A run of records
----
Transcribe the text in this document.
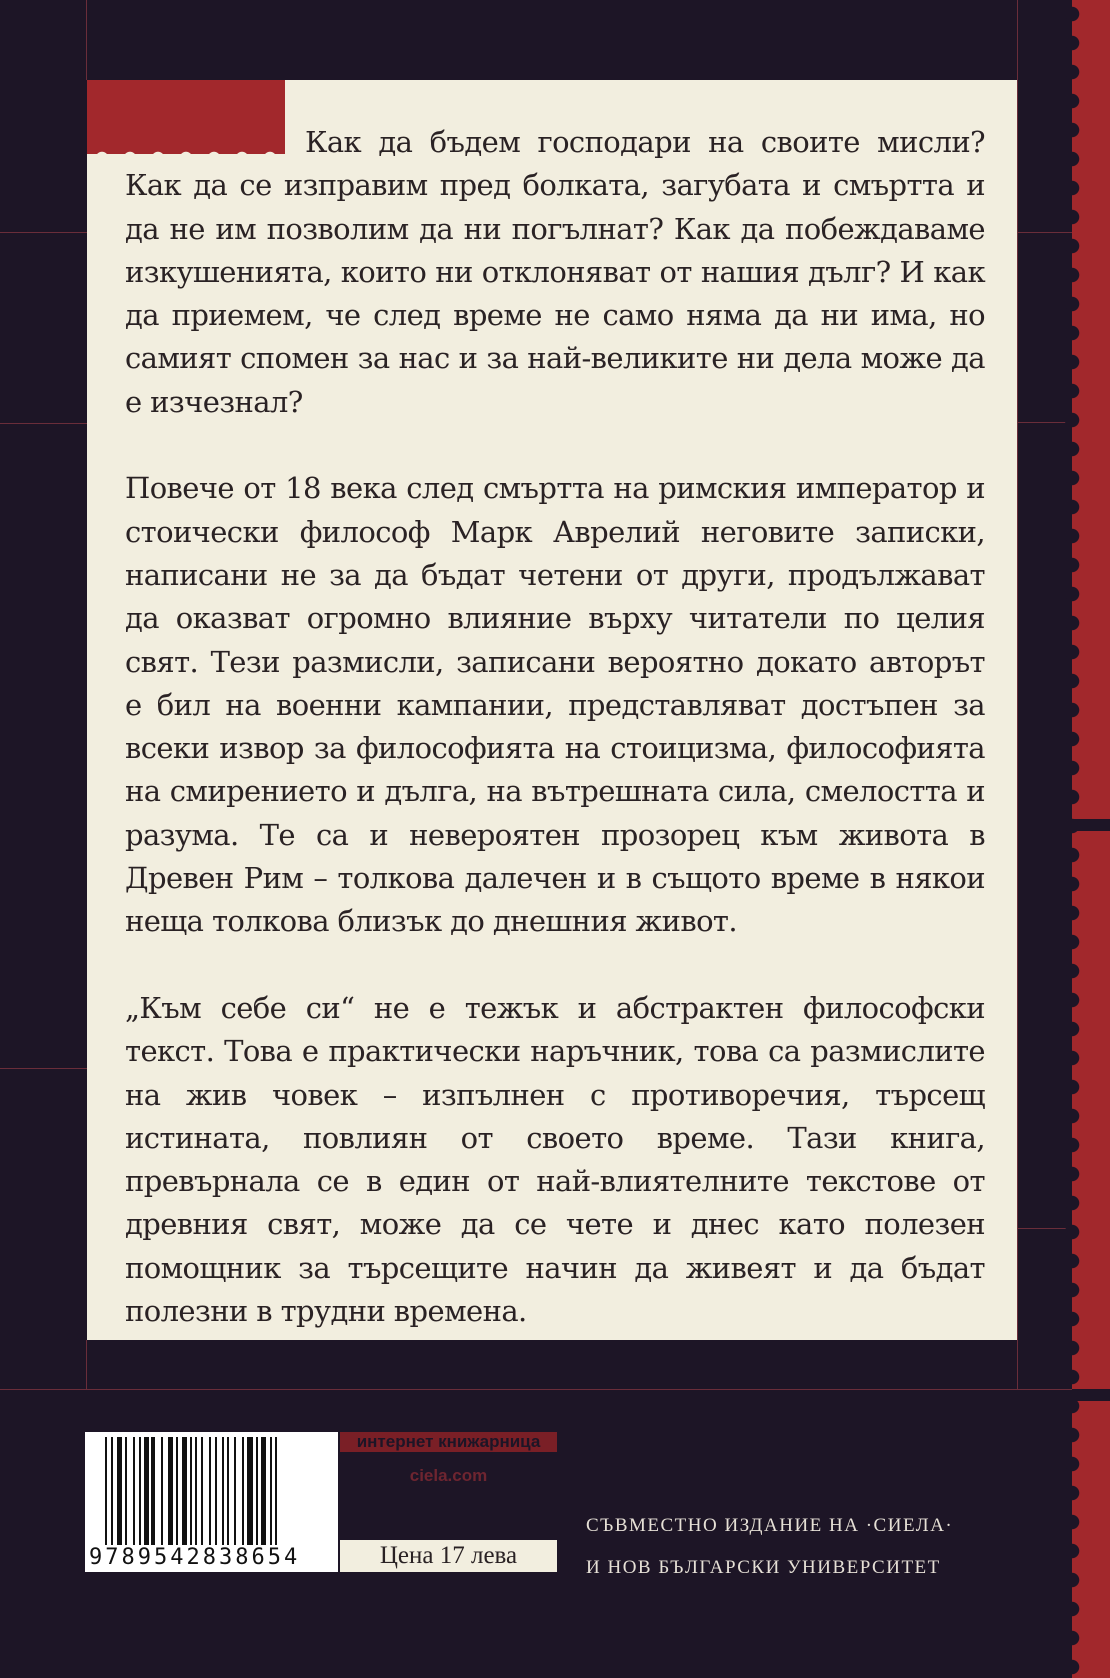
Как да бъдем господари на своите мисли? Как да се изправим пред болката, загубата и смъртта и да не им позволим да ни погълнат? Как да побеждаваме изкушенията, които ни отклоняват от нашия дълг? И как да приемем, че след време не само няма да ни има, но самият спомен за нас и за най-великите ни дела може да е изчезнал?

Повече от 18 века след смъртта на римския император и стоически философ Марк Аврелий неговите записки, написани не за да бъдат четени от други, продължават да оказват огромно влияние върху читатели по целия свят. Тези размисли, записани вероятно докато авторът е бил на военни кампании, представляват достъпен за всеки извор за философията на стоицизма, философията на смирението и дълга, на вътрешната сила, смелостта и разума. Те са и невероятен прозорец към живота в Древен Рим – толкова далечен и в същото време в някои неща толкова близък до днешния живот.

„Към себе си“ не е тежък и абстрактен философски текст. Това е практически наръчник, това са размислите на жив човек – изпълнен с противоречия, търсещ истината, повлиян от своето време. Тази книга, превърнала се в един от най-влиятелните текстове от древния свят, може да се чете и днес като полезен помощник за търсещите начин да живеят и да бъдат полезни в трудни времена.

9789542838654
интернет книжарница
ciela.com
Цена 17 лева
СЪВМЕСТНО ИЗДАНИЕ НА ·СИЕЛА·
И НОВ БЪЛГАРСКИ УНИВЕРСИТЕТ
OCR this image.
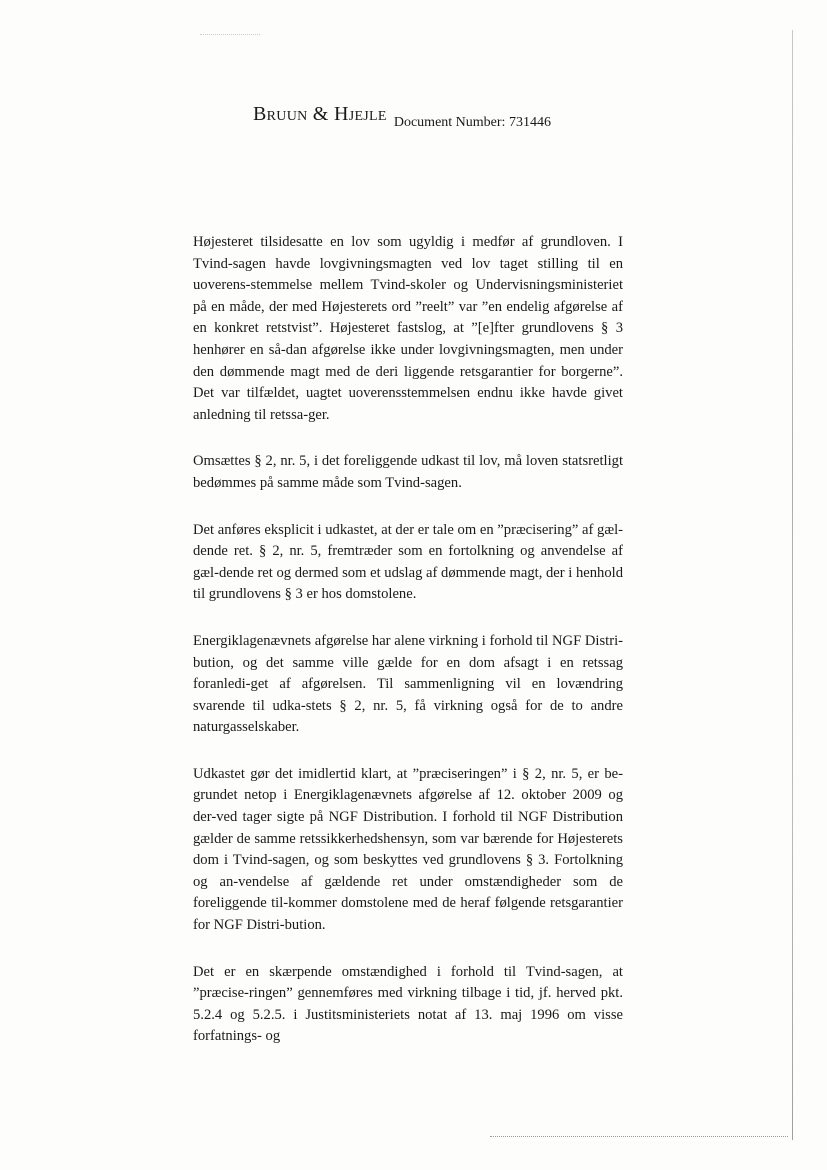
Bruun & Hjejle Document Number: 731446

Højesteret tilsidesatte en lov som ugyldig i medfør af grundloven. I Tvind-sagen havde lovgivningsmagten ved lov taget stilling til en uoverens-stemmelse mellem Tvind-skoler og Undervisningsministeriet på en måde, der med Højesterets ord ”reelt” var ”en endelig afgørelse af en konkret retstvist”. Højesteret fastslog, at ”[e]fter grundlovens § 3 henhører en så-dan afgørelse ikke under lovgivningsmagten, men under den dømmende magt med de deri liggende retsgarantier for borgerne”. Det var tilfældet, uagtet uoverensstemmelsen endnu ikke havde givet anledning til retssa-ger.

Omsættes § 2, nr. 5, i det foreliggende udkast til lov, må loven statsretligt bedømmes på samme måde som Tvind-sagen.

Det anføres eksplicit i udkastet, at der er tale om en ”præcisering” af gæl-dende ret. § 2, nr. 5, fremtræder som en fortolkning og anvendelse af gæl-dende ret og dermed som et udslag af dømmende magt, der i henhold til grundlovens § 3 er hos domstolene.

Energiklagenævnets afgørelse har alene virkning i forhold til NGF Distri-bution, og det samme ville gælde for en dom afsagt i en retssag foranledi-get af afgørelsen. Til sammenligning vil en lovændring svarende til udka-stets § 2, nr. 5, få virkning også for de to andre naturgasselskaber.

Udkastet gør det imidlertid klart, at ”præciseringen” i § 2, nr. 5, er be-grundet netop i Energiklagenævnets afgørelse af 12. oktober 2009 og der-ved tager sigte på NGF Distribution. I forhold til NGF Distribution gælder de samme retssikkerhedshensyn, som var bærende for Højesterets dom i Tvind-sagen, og som beskyttes ved grundlovens § 3. Fortolkning og an-vendelse af gældende ret under omstændigheder som de foreliggende til-kommer domstolene med de heraf følgende retsgarantier for NGF Distri-bution.

Det er en skærpende omstændighed i forhold til Tvind-sagen, at ”præcise-ringen” gennemføres med virkning tilbage i tid, jf. herved pkt. 5.2.4 og 5.2.5. i Justitsministeriets notat af 13. maj 1996 om visse forfatnings- og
----
**What you have to do**
Check each line of the records for the word "може" and extract those that contain it.

**Answer to this problem**
Как да бъдем господари на своите мисли? Как да се изправим пред болката, загубата и смъртта и да не им позволим да ни погълнат? Как да побеждаваме изкушенията, които ни отклоняват от нашия дълг? И как да приемем, че след време не само няма да ни има, но самият спомен за нас и за най-великите ни дела може да е изчезнал?
„Към себе си“ не е тежък и абстрактен философски текст. Това е практически наръчник, това са размислите на жив човек – изпълнен с противоречия, търсещ истината, повлиян от своето време. Тази книга, превърнала се в един от най-влиятелните текстове от древния свят, може да се чете и днес като полезен помощник за търсещите начин да живеят и да бъдат полезни в трудни времена.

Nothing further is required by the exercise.